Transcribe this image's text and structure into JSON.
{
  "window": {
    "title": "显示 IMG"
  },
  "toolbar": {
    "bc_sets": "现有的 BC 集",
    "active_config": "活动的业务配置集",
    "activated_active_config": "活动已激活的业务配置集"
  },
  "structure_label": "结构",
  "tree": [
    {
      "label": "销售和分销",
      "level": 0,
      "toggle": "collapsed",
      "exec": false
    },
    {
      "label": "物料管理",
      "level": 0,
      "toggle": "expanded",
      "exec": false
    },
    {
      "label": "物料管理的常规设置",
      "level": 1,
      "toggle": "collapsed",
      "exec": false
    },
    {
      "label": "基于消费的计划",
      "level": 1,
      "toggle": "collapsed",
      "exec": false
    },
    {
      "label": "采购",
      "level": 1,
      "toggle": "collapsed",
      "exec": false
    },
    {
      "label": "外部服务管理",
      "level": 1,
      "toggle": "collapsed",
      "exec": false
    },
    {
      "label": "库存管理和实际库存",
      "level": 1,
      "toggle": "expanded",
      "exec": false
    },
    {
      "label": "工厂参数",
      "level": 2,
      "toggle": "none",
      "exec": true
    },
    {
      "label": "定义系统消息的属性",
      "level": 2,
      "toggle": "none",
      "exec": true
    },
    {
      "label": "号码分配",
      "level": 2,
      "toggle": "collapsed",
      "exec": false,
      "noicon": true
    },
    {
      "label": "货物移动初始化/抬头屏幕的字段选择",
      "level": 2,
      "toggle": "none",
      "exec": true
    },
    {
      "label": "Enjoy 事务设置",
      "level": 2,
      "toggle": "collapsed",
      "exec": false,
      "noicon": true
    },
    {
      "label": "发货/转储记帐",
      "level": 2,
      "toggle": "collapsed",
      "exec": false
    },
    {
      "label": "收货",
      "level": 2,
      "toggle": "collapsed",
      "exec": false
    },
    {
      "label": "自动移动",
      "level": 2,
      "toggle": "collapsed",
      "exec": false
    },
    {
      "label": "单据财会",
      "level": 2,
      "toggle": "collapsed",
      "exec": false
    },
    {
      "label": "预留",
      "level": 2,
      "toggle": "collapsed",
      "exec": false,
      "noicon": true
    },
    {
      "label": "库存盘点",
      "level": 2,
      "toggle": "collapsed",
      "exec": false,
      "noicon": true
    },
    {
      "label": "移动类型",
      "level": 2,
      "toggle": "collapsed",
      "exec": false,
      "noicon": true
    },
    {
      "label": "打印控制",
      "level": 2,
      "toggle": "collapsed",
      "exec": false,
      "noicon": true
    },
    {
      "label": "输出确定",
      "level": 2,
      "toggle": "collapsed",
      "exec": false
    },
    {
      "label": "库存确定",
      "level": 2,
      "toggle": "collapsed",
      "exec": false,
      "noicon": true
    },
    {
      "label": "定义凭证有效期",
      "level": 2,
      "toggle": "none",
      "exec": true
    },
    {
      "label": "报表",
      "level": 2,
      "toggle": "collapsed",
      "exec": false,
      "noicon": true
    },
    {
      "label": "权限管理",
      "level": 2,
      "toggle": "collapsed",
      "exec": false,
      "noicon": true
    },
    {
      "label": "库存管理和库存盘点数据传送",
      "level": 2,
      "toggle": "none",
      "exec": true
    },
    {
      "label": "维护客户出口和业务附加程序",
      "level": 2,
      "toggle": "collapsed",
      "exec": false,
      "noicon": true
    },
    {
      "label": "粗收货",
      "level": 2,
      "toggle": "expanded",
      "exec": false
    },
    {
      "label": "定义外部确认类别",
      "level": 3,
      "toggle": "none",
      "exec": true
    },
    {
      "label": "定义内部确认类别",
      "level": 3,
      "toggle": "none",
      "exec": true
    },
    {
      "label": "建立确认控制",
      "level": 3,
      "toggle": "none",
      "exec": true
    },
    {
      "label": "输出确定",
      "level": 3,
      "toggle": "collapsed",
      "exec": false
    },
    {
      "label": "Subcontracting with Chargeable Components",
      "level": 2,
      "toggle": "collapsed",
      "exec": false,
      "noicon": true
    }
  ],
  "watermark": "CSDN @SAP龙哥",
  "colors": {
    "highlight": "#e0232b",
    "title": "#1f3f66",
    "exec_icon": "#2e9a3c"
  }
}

______

Your objective —
Retype all of the material, keeping each line exact.

Task solution —
Transcribe this image's text and structure into JSON.
{
  "window": {
    "title": "显示 IMG"
  },
  "toolbar": {
    "bc_sets": "现有的 BC 集",
    "active_config": "活动的业务配置集",
    "activated_active_config": "活动已激活的业务配置集"
  },
  "structure_label": "结构",
  "tree": [
    {
      "label": "销售和分销",
      "level": 0,
      "toggle": "collapsed",
      "exec": false
    },
    {
      "label": "物料管理",
      "level": 0,
      "toggle": "expanded",
      "exec": false
    },
    {
      "label": "物料管理的常规设置",
      "level": 1,
      "toggle": "collapsed",
      "exec": false
    },
    {
      "label": "基于消费的计划",
      "level": 1,
      "toggle": "collapsed",
      "exec": false
    },
    {
      "label": "采购",
      "level": 1,
      "toggle": "collapsed",
      "exec": false
    },
    {
      "label": "外部服务管理",
      "level": 1,
      "toggle": "collapsed",
      "exec": false
    },
    {
      "label": "库存管理和实际库存",
      "level": 1,
      "toggle": "expanded",
      "exec": false
    },
    {
      "label": "工厂参数",
      "level": 2,
      "toggle": "none",
      "exec": true
    },
    {
      "label": "定义系统消息的属性",
      "level": 2,
      "toggle": "none",
      "exec": true
    },
    {
      "label": "号码分配",
      "level": 2,
      "toggle": "collapsed",
      "exec": false,
      "noicon": true
    },
    {
      "label": "货物移动初始化/抬头屏幕的字段选择",
      "level": 2,
      "toggle": "none",
      "exec": true
    },
    {
      "label": "Enjoy 事务设置",
      "level": 2,
      "toggle": "collapsed",
      "exec": false,
      "noicon": true
    },
    {
      "label": "发货/转储记帐",
      "level": 2,
      "toggle": "collapsed",
      "exec": false
    },
    {
      "label": "收货",
      "level": 2,
      "toggle": "collapsed",
      "exec": false
    },
    {
      "label": "自动移动",
      "level": 2,
      "toggle": "collapsed",
      "exec": false
    },
    {
      "label": "单据财会",
      "level": 2,
      "toggle": "collapsed",
      "exec": false
    },
    {
      "label": "预留",
      "level": 2,
      "toggle": "collapsed",
      "exec": false,
      "noicon": true
    },
    {
      "label": "库存盘点",
      "level": 2,
      "toggle": "collapsed",
      "exec": false,
      "noicon": true
    },
    {
      "label": "移动类型",
      "level": 2,
      "toggle": "collapsed",
      "exec": false,
      "noicon": true
    },
    {
      "label": "打印控制",
      "level": 2,
      "toggle": "collapsed",
      "exec": false,
      "noicon": true
    },
    {
      "label": "输出确定",
      "level": 2,
      "toggle": "collapsed",
      "exec": false
    },
    {
      "label": "库存确定",
      "level": 2,
      "toggle": "collapsed",
      "exec": false,
      "noicon": true
    },
    {
      "label": "定义凭证有效期",
      "level": 2,
      "toggle": "none",
      "exec": true
    },
    {
      "label": "报表",
      "level": 2,
      "toggle": "collapsed",
      "exec": false,
      "noicon": true
    },
    {
      "label": "权限管理",
      "level": 2,
      "toggle": "collapsed",
      "exec": false,
      "noicon": true
    },
    {
      "label": "库存管理和库存盘点数据传送",
      "level": 2,
      "toggle": "none",
      "exec": true
    },
    {
      "label": "维护客户出口和业务附加程序",
      "level": 2,
      "toggle": "collapsed",
      "exec": false,
      "noicon": true
    },
    {
      "label": "粗收货",
      "level": 2,
      "toggle": "expanded",
      "exec": false
    },
    {
      "label": "定义外部确认类别",
      "level": 3,
      "toggle": "none",
      "exec": true
    },
    {
      "label": "定义内部确认类别",
      "level": 3,
      "toggle": "none",
      "exec": true
    },
    {
      "label": "建立确认控制",
      "level": 3,
      "toggle": "none",
      "exec": true
    },
    {
      "label": "输出确定",
      "level": 3,
      "toggle": "collapsed",
      "exec": false
    },
    {
      "label": "Subcontracting with Chargeable Components",
      "level": 2,
      "toggle": "collapsed",
      "exec": false,
      "noicon": true
    }
  ],
  "watermark": "CSDN @SAP龙哥",
  "colors": {
    "highlight": "#e0232b",
    "title": "#1f3f66",
    "exec_icon": "#2e9a3c"
  }
}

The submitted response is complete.